# To do:
Give the records back in full, exactly as they read.

# Data:
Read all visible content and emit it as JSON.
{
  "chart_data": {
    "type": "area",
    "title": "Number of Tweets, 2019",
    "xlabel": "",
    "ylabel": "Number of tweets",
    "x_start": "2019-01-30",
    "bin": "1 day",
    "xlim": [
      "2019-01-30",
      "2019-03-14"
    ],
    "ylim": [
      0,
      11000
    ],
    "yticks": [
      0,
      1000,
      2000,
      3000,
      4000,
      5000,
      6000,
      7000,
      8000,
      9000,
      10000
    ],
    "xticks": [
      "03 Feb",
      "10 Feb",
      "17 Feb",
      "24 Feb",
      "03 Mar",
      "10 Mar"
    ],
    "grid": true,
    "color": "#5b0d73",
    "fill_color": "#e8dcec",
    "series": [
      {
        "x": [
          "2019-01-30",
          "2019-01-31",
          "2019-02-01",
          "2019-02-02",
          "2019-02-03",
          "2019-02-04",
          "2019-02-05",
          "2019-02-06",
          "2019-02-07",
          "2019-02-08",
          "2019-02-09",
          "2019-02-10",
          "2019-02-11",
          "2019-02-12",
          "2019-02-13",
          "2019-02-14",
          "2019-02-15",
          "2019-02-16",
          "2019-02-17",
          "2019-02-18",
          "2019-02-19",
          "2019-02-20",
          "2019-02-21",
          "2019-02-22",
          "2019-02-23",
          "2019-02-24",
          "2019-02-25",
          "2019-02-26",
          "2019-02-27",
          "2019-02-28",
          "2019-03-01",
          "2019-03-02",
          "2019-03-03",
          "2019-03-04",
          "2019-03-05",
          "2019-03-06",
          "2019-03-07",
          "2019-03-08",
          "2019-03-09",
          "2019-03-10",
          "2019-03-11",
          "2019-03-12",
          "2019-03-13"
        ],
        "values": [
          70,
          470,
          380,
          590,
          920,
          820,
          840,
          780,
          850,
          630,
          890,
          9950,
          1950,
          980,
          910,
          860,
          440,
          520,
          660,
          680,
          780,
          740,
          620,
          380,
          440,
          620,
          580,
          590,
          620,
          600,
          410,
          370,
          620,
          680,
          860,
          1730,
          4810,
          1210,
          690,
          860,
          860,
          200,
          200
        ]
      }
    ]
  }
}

# Response below:
Read all visible content and emit it as JSON.
{
  "chart_data": {
    "type": "area",
    "title": "Number of Tweets, 2019",
    "xlabel": "",
    "ylabel": "Number of tweets",
    "x_start": "2019-01-30",
    "bin": "1 day",
    "xlim": [
      "2019-01-30",
      "2019-03-14"
    ],
    "ylim": [
      0,
      11000
    ],
    "yticks": [
      0,
      1000,
      2000,
      3000,
      4000,
      5000,
      6000,
      7000,
      8000,
      9000,
      10000
    ],
    "xticks": [
      "03 Feb",
      "10 Feb",
      "17 Feb",
      "24 Feb",
      "03 Mar",
      "10 Mar"
    ],
    "grid": true,
    "color": "#5b0d73",
    "fill_color": "#e8dcec",
    "series": [
      {
        "x": [
          "2019-01-30",
          "2019-01-31",
          "2019-02-01",
          "2019-02-02",
          "2019-02-03",
          "2019-02-04",
          "2019-02-05",
          "2019-02-06",
          "2019-02-07",
          "2019-02-08",
          "2019-02-09",
          "2019-02-10",
          "2019-02-11",
          "2019-02-12",
          "2019-02-13",
          "2019-02-14",
          "2019-02-15",
          "2019-02-16",
          "2019-02-17",
          "2019-02-18",
          "2019-02-19",
          "2019-02-20",
          "2019-02-21",
          "2019-02-22",
          "2019-02-23",
          "2019-02-24",
          "2019-02-25",
          "2019-02-26",
          "2019-02-27",
          "2019-02-28",
          "2019-03-01",
          "2019-03-02",
          "2019-03-03",
          "2019-03-04",
          "2019-03-05",
          "2019-03-06",
          "2019-03-07",
          "2019-03-08",
          "2019-03-09",
          "2019-03-10",
          "2019-03-11",
          "2019-03-12",
          "2019-03-13"
        ],
        "values": [
          70,
          470,
          380,
          590,
          920,
          820,
          840,
          780,
          850,
          630,
          890,
          9950,
          1950,
          980,
          910,
          860,
          440,
          520,
          660,
          680,
          780,
          740,
          620,
          380,
          440,
          620,
          580,
          590,
          620,
          600,
          410,
          370,
          620,
          680,
          860,
          1730,
          4810,
          1210,
          690,
          860,
          860,
          200,
          200
        ]
      }
    ]
  }
}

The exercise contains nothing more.